───── Data in this exercise ─────

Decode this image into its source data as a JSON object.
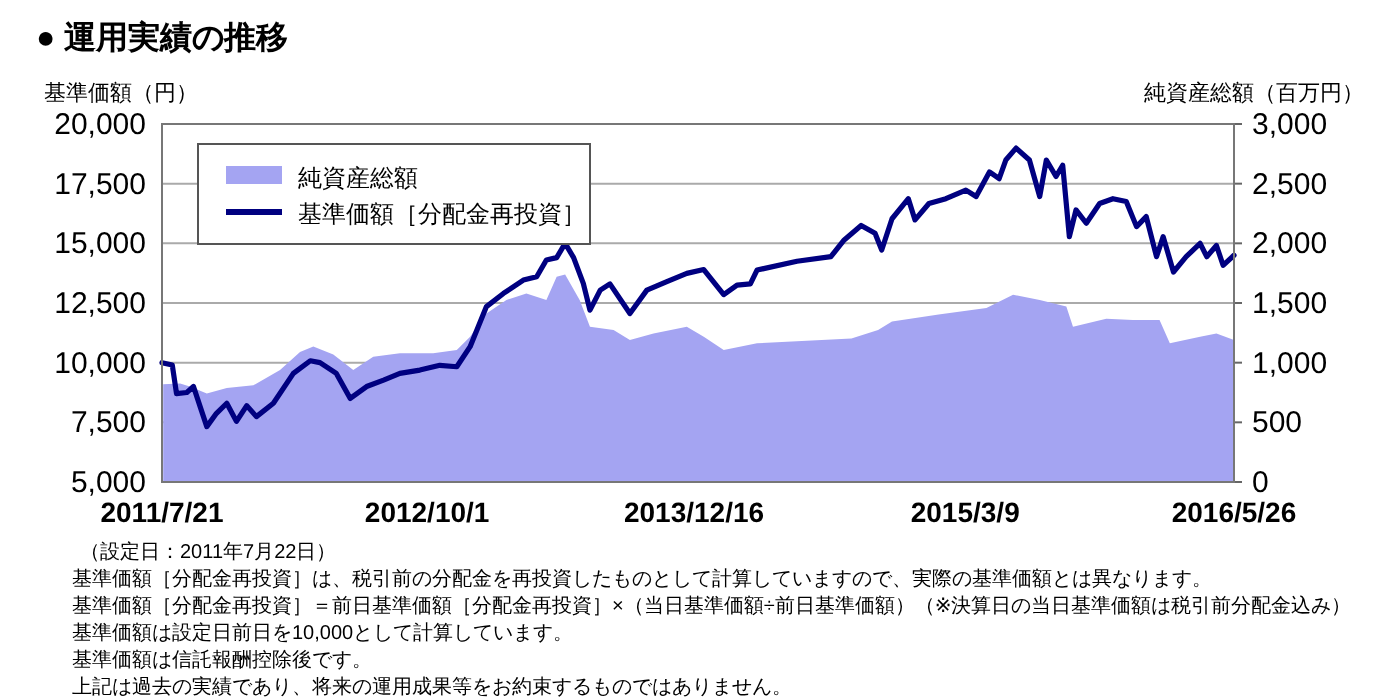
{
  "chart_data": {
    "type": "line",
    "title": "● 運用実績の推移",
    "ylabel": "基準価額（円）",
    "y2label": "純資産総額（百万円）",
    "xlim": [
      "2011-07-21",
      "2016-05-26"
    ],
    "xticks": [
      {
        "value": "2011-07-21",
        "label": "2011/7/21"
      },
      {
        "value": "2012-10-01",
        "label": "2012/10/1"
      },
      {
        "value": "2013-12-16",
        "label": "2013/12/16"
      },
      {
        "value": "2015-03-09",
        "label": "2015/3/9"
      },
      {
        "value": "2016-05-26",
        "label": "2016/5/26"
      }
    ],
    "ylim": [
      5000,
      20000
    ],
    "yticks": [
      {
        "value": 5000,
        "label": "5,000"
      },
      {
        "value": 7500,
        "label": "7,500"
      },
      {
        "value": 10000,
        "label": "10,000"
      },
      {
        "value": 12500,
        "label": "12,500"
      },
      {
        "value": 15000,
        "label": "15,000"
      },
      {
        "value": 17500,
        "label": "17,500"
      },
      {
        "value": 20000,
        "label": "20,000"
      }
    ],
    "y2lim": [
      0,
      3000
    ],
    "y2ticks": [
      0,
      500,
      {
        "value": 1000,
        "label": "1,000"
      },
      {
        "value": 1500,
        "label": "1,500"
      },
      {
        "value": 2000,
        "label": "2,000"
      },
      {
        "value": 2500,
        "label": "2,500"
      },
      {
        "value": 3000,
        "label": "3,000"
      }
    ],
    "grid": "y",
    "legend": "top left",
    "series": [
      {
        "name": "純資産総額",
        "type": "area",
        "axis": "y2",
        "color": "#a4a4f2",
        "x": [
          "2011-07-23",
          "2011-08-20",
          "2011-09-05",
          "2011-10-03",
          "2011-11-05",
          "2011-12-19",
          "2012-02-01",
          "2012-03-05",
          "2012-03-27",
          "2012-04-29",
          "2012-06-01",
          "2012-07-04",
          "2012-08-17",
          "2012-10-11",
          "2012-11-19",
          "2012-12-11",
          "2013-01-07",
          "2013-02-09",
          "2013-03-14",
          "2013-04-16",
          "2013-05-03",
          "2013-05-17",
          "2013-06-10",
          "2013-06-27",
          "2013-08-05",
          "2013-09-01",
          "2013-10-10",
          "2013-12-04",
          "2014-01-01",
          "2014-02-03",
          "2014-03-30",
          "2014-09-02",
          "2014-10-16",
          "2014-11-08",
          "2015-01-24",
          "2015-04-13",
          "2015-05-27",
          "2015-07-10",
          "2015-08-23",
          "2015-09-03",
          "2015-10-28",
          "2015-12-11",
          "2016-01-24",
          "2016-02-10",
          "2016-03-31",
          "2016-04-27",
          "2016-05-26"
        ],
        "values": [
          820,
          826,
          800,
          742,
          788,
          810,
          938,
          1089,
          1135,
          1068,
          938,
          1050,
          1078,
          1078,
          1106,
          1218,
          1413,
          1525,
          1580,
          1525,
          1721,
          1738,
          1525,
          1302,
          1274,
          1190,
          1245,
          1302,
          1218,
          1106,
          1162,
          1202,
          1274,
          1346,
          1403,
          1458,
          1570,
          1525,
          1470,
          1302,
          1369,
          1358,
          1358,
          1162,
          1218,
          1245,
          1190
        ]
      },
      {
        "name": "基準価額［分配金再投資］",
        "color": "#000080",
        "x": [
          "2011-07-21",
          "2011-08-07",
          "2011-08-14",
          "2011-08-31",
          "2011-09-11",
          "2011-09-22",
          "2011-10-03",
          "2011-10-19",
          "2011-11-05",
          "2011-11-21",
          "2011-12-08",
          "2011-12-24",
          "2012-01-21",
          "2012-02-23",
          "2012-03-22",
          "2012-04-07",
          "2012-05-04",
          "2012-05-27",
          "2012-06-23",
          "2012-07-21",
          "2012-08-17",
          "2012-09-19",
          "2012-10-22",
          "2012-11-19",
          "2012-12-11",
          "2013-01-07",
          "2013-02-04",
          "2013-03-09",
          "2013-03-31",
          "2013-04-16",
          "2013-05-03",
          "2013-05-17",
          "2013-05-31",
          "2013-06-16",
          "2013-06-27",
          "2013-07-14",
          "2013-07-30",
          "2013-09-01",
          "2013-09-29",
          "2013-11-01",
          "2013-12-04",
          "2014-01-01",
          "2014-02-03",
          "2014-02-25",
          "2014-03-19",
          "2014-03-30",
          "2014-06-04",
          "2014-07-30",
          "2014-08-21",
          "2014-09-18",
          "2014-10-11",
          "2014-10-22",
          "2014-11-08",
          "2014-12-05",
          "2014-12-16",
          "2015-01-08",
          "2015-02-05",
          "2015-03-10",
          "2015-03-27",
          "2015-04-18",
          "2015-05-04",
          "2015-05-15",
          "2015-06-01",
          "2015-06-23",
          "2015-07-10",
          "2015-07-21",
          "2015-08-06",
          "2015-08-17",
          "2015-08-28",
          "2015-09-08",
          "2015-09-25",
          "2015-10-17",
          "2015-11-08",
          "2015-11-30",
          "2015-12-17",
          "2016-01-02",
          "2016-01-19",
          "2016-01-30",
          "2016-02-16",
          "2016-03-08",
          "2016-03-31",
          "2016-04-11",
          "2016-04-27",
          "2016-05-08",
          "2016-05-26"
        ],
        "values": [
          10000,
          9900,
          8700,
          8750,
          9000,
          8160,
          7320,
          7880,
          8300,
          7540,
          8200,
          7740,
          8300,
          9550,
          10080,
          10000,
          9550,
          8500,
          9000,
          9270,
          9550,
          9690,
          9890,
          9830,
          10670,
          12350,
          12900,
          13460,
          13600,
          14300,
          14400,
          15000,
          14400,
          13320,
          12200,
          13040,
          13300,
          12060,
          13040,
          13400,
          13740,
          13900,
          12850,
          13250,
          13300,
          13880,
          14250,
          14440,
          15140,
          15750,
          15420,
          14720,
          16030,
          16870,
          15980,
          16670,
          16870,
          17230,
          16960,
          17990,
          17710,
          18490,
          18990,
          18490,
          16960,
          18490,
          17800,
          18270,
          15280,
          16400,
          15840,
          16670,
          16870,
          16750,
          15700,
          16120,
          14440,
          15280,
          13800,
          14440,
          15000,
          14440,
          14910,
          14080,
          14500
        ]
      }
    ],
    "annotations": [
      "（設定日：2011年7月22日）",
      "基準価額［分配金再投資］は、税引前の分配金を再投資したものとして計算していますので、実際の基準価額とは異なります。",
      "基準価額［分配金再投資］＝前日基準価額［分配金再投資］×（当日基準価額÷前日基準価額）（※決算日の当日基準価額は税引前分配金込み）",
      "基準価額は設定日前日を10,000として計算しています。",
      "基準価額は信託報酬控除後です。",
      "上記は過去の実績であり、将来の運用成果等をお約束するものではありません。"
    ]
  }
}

─────

Task requirements: Write out the listing above again, exactly, but with no pictures in the copy.

Reply:
Decode this image into its source data as a JSON object.
{
  "chart_data": {
    "type": "line",
    "title": "● 運用実績の推移",
    "ylabel": "基準価額（円）",
    "y2label": "純資産総額（百万円）",
    "xlim": [
      "2011-07-21",
      "2016-05-26"
    ],
    "xticks": [
      {
        "value": "2011-07-21",
        "label": "2011/7/21"
      },
      {
        "value": "2012-10-01",
        "label": "2012/10/1"
      },
      {
        "value": "2013-12-16",
        "label": "2013/12/16"
      },
      {
        "value": "2015-03-09",
        "label": "2015/3/9"
      },
      {
        "value": "2016-05-26",
        "label": "2016/5/26"
      }
    ],
    "ylim": [
      5000,
      20000
    ],
    "yticks": [
      {
        "value": 5000,
        "label": "5,000"
      },
      {
        "value": 7500,
        "label": "7,500"
      },
      {
        "value": 10000,
        "label": "10,000"
      },
      {
        "value": 12500,
        "label": "12,500"
      },
      {
        "value": 15000,
        "label": "15,000"
      },
      {
        "value": 17500,
        "label": "17,500"
      },
      {
        "value": 20000,
        "label": "20,000"
      }
    ],
    "y2lim": [
      0,
      3000
    ],
    "y2ticks": [
      0,
      500,
      {
        "value": 1000,
        "label": "1,000"
      },
      {
        "value": 1500,
        "label": "1,500"
      },
      {
        "value": 2000,
        "label": "2,000"
      },
      {
        "value": 2500,
        "label": "2,500"
      },
      {
        "value": 3000,
        "label": "3,000"
      }
    ],
    "grid": "y",
    "legend": "top left",
    "series": [
      {
        "name": "純資産総額",
        "type": "area",
        "axis": "y2",
        "color": "#a4a4f2",
        "x": [
          "2011-07-23",
          "2011-08-20",
          "2011-09-05",
          "2011-10-03",
          "2011-11-05",
          "2011-12-19",
          "2012-02-01",
          "2012-03-05",
          "2012-03-27",
          "2012-04-29",
          "2012-06-01",
          "2012-07-04",
          "2012-08-17",
          "2012-10-11",
          "2012-11-19",
          "2012-12-11",
          "2013-01-07",
          "2013-02-09",
          "2013-03-14",
          "2013-04-16",
          "2013-05-03",
          "2013-05-17",
          "2013-06-10",
          "2013-06-27",
          "2013-08-05",
          "2013-09-01",
          "2013-10-10",
          "2013-12-04",
          "2014-01-01",
          "2014-02-03",
          "2014-03-30",
          "2014-09-02",
          "2014-10-16",
          "2014-11-08",
          "2015-01-24",
          "2015-04-13",
          "2015-05-27",
          "2015-07-10",
          "2015-08-23",
          "2015-09-03",
          "2015-10-28",
          "2015-12-11",
          "2016-01-24",
          "2016-02-10",
          "2016-03-31",
          "2016-04-27",
          "2016-05-26"
        ],
        "values": [
          820,
          826,
          800,
          742,
          788,
          810,
          938,
          1089,
          1135,
          1068,
          938,
          1050,
          1078,
          1078,
          1106,
          1218,
          1413,
          1525,
          1580,
          1525,
          1721,
          1738,
          1525,
          1302,
          1274,
          1190,
          1245,
          1302,
          1218,
          1106,
          1162,
          1202,
          1274,
          1346,
          1403,
          1458,
          1570,
          1525,
          1470,
          1302,
          1369,
          1358,
          1358,
          1162,
          1218,
          1245,
          1190
        ]
      },
      {
        "name": "基準価額［分配金再投資］",
        "color": "#000080",
        "x": [
          "2011-07-21",
          "2011-08-07",
          "2011-08-14",
          "2011-08-31",
          "2011-09-11",
          "2011-09-22",
          "2011-10-03",
          "2011-10-19",
          "2011-11-05",
          "2011-11-21",
          "2011-12-08",
          "2011-12-24",
          "2012-01-21",
          "2012-02-23",
          "2012-03-22",
          "2012-04-07",
          "2012-05-04",
          "2012-05-27",
          "2012-06-23",
          "2012-07-21",
          "2012-08-17",
          "2012-09-19",
          "2012-10-22",
          "2012-11-19",
          "2012-12-11",
          "2013-01-07",
          "2013-02-04",
          "2013-03-09",
          "2013-03-31",
          "2013-04-16",
          "2013-05-03",
          "2013-05-17",
          "2013-05-31",
          "2013-06-16",
          "2013-06-27",
          "2013-07-14",
          "2013-07-30",
          "2013-09-01",
          "2013-09-29",
          "2013-11-01",
          "2013-12-04",
          "2014-01-01",
          "2014-02-03",
          "2014-02-25",
          "2014-03-19",
          "2014-03-30",
          "2014-06-04",
          "2014-07-30",
          "2014-08-21",
          "2014-09-18",
          "2014-10-11",
          "2014-10-22",
          "2014-11-08",
          "2014-12-05",
          "2014-12-16",
          "2015-01-08",
          "2015-02-05",
          "2015-03-10",
          "2015-03-27",
          "2015-04-18",
          "2015-05-04",
          "2015-05-15",
          "2015-06-01",
          "2015-06-23",
          "2015-07-10",
          "2015-07-21",
          "2015-08-06",
          "2015-08-17",
          "2015-08-28",
          "2015-09-08",
          "2015-09-25",
          "2015-10-17",
          "2015-11-08",
          "2015-11-30",
          "2015-12-17",
          "2016-01-02",
          "2016-01-19",
          "2016-01-30",
          "2016-02-16",
          "2016-03-08",
          "2016-03-31",
          "2016-04-11",
          "2016-04-27",
          "2016-05-08",
          "2016-05-26"
        ],
        "values": [
          10000,
          9900,
          8700,
          8750,
          9000,
          8160,
          7320,
          7880,
          8300,
          7540,
          8200,
          7740,
          8300,
          9550,
          10080,
          10000,
          9550,
          8500,
          9000,
          9270,
          9550,
          9690,
          9890,
          9830,
          10670,
          12350,
          12900,
          13460,
          13600,
          14300,
          14400,
          15000,
          14400,
          13320,
          12200,
          13040,
          13300,
          12060,
          13040,
          13400,
          13740,
          13900,
          12850,
          13250,
          13300,
          13880,
          14250,
          14440,
          15140,
          15750,
          15420,
          14720,
          16030,
          16870,
          15980,
          16670,
          16870,
          17230,
          16960,
          17990,
          17710,
          18490,
          18990,
          18490,
          16960,
          18490,
          17800,
          18270,
          15280,
          16400,
          15840,
          16670,
          16870,
          16750,
          15700,
          16120,
          14440,
          15280,
          13800,
          14440,
          15000,
          14440,
          14910,
          14080,
          14500
        ]
      }
    ],
    "annotations": [
      "（設定日：2011年7月22日）",
      "基準価額［分配金再投資］は、税引前の分配金を再投資したものとして計算していますので、実際の基準価額とは異なります。",
      "基準価額［分配金再投資］＝前日基準価額［分配金再投資］×（当日基準価額÷前日基準価額）（※決算日の当日基準価額は税引前分配金込み）",
      "基準価額は設定日前日を10,000として計算しています。",
      "基準価額は信託報酬控除後です。",
      "上記は過去の実績であり、将来の運用成果等をお約束するものではありません。"
    ]
  }
}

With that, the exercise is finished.